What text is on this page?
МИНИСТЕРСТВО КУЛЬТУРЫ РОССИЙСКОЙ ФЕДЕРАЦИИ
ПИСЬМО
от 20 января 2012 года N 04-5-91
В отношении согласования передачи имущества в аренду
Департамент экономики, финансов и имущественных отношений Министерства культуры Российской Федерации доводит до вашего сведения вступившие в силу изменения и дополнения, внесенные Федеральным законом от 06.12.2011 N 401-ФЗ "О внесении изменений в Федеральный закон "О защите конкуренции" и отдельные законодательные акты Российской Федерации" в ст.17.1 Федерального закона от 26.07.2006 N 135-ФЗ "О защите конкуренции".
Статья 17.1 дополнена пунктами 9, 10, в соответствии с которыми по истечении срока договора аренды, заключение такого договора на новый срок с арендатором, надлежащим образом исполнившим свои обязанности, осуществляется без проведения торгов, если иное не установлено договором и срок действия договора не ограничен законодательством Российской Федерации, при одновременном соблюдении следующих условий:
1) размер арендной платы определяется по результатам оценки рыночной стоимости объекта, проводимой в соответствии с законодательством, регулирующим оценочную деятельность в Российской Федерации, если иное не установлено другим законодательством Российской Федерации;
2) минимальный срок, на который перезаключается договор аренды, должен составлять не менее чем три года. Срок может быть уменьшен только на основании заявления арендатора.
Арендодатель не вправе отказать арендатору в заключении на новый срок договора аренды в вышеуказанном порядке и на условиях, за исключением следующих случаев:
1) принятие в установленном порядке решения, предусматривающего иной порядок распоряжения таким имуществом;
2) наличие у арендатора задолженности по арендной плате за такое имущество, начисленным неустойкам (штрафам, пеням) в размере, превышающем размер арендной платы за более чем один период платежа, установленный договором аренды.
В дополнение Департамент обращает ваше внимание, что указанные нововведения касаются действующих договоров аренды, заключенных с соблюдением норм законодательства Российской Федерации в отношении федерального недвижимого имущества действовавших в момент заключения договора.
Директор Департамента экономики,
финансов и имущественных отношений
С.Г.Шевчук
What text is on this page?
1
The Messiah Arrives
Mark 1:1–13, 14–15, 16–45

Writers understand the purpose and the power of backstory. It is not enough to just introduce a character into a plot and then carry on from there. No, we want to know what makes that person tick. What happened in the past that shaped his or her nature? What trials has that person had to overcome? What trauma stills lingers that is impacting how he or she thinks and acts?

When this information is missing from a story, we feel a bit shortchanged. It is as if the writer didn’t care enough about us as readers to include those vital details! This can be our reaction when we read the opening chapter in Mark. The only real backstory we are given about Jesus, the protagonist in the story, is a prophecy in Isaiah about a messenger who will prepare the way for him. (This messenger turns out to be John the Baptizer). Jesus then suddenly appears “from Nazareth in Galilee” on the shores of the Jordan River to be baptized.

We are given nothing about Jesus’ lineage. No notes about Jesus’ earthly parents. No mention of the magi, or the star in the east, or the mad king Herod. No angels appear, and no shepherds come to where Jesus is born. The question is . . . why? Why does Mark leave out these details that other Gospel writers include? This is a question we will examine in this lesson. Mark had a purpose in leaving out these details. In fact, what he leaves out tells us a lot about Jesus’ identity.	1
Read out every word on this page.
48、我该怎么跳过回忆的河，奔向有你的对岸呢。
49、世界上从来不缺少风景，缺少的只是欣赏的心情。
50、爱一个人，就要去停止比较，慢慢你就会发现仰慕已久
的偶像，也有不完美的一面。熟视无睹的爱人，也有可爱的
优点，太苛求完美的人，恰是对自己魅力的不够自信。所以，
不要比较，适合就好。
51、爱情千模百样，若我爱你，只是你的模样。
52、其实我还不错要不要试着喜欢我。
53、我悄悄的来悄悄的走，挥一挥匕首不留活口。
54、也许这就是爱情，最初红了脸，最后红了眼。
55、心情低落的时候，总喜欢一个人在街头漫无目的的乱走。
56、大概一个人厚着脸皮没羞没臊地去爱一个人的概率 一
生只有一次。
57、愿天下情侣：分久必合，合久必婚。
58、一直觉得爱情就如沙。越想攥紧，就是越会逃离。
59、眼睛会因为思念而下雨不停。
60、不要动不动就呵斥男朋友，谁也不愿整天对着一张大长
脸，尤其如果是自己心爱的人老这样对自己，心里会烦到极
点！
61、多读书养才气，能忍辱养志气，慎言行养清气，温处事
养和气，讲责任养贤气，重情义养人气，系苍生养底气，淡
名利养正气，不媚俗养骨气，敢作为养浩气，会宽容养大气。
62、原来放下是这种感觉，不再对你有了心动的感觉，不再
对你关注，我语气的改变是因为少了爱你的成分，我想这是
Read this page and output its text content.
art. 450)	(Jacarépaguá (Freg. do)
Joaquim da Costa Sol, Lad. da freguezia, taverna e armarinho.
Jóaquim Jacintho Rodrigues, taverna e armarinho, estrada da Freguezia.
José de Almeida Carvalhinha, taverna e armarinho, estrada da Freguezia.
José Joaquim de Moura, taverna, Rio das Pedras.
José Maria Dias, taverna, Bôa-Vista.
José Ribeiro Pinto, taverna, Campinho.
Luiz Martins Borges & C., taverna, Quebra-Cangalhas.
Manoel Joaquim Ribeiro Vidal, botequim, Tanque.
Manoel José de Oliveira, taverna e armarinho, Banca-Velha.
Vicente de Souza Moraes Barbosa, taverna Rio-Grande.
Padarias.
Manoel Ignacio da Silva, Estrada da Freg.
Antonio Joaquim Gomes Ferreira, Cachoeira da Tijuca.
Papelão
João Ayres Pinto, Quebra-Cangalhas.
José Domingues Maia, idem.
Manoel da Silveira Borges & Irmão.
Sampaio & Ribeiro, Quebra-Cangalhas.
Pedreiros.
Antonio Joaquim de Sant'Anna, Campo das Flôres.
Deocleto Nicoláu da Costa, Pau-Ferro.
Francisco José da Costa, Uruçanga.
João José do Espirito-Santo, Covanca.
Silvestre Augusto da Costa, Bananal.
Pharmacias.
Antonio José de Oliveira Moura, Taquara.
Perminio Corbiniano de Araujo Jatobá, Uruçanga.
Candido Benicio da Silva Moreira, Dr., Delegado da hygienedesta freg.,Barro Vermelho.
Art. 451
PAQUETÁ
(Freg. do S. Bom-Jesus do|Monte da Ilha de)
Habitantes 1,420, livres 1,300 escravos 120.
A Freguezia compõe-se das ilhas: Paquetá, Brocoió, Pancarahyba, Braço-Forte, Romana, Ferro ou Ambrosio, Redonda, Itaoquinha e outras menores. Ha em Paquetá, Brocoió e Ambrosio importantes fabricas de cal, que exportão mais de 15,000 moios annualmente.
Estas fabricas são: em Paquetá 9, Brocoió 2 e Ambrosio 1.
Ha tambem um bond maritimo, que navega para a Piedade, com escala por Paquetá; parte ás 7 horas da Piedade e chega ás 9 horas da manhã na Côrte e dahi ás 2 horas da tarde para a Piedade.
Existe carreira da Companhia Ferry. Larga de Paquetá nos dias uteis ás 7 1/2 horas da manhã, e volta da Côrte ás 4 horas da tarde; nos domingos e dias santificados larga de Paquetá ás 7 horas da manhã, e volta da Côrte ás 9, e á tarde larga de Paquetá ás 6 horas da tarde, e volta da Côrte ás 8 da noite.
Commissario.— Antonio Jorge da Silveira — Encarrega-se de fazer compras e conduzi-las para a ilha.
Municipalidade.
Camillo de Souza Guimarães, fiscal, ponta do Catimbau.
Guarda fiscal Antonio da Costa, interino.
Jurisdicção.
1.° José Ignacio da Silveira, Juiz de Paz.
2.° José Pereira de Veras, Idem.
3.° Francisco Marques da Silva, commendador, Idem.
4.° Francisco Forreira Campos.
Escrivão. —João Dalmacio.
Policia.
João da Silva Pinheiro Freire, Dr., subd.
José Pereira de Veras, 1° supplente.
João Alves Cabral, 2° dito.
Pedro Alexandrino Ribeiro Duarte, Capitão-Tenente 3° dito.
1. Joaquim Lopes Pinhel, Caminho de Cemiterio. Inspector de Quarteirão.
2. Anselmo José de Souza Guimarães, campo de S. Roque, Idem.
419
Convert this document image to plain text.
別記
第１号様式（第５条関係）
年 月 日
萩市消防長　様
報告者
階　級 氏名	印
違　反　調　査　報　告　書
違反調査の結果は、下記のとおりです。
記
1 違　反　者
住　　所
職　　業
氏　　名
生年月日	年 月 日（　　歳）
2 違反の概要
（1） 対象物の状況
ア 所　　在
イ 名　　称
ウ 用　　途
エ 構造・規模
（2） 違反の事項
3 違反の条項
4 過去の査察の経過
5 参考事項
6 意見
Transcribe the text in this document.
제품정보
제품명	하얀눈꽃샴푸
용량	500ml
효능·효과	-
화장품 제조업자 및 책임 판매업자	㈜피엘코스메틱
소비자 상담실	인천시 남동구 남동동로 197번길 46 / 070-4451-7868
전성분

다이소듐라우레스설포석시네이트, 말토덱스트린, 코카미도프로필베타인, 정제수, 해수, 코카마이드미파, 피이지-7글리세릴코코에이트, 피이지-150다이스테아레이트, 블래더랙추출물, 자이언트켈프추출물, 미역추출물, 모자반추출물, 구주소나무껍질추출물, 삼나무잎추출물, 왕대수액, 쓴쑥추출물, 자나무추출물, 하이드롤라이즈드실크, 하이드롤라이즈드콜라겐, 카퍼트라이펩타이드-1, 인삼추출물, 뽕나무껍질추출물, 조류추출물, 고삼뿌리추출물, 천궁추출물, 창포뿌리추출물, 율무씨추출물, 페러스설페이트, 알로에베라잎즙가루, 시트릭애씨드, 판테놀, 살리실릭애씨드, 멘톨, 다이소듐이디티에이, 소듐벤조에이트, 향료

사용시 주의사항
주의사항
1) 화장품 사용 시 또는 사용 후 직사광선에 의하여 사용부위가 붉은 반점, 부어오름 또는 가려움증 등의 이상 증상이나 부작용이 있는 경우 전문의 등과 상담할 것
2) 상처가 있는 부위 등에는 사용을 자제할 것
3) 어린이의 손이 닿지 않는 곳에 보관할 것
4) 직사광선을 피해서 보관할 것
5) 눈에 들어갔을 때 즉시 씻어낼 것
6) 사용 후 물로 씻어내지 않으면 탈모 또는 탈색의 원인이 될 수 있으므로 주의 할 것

[Your task]
Output exactly the lines above, from the one holding "Convert this document image to plain text." through the end of the data, including the first and last.

[Task result]
Convert this document image to plain text.
別記
第１号様式（第５条関係）
年 月 日
萩市消防長　様
報告者
階　級 氏名	印
違　反　調　査　報　告　書
違反調査の結果は、下記のとおりです。
記
1 違　反　者
住　　所
職　　業
氏　　名
生年月日	年 月 日（　　歳）
2 違反の概要
（1） 対象物の状況
ア 所　　在
イ 名　　称
ウ 用　　途
エ 構造・規模
（2） 違反の事項
3 違反の条項
4 過去の査察の経過
5 参考事項
6 意見
Transcribe the text in this document.
제품정보
제품명	하얀눈꽃샴푸
용량	500ml
효능·효과	-
화장품 제조업자 및 책임 판매업자	㈜피엘코스메틱
소비자 상담실	인천시 남동구 남동동로 197번길 46 / 070-4451-7868
전성분

다이소듐라우레스설포석시네이트, 말토덱스트린, 코카미도프로필베타인, 정제수, 해수, 코카마이드미파, 피이지-7글리세릴코코에이트, 피이지-150다이스테아레이트, 블래더랙추출물, 자이언트켈프추출물, 미역추출물, 모자반추출물, 구주소나무껍질추출물, 삼나무잎추출물, 왕대수액, 쓴쑥추출물, 자나무추출물, 하이드롤라이즈드실크, 하이드롤라이즈드콜라겐, 카퍼트라이펩타이드-1, 인삼추출물, 뽕나무껍질추출물, 조류추출물, 고삼뿌리추출물, 천궁추출물, 창포뿌리추출물, 율무씨추출물, 페러스설페이트, 알로에베라잎즙가루, 시트릭애씨드, 판테놀, 살리실릭애씨드, 멘톨, 다이소듐이디티에이, 소듐벤조에이트, 향료

사용시 주의사항
주의사항
1) 화장품 사용 시 또는 사용 후 직사광선에 의하여 사용부위가 붉은 반점, 부어오름 또는 가려움증 등의 이상 증상이나 부작용이 있는 경우 전문의 등과 상담할 것
2) 상처가 있는 부위 등에는 사용을 자제할 것
3) 어린이의 손이 닿지 않는 곳에 보관할 것
4) 직사광선을 피해서 보관할 것
5) 눈에 들어갔을 때 즉시 씻어낼 것
6) 사용 후 물로 씻어내지 않으면 탈모 또는 탈색의 원인이 될 수 있으므로 주의 할 것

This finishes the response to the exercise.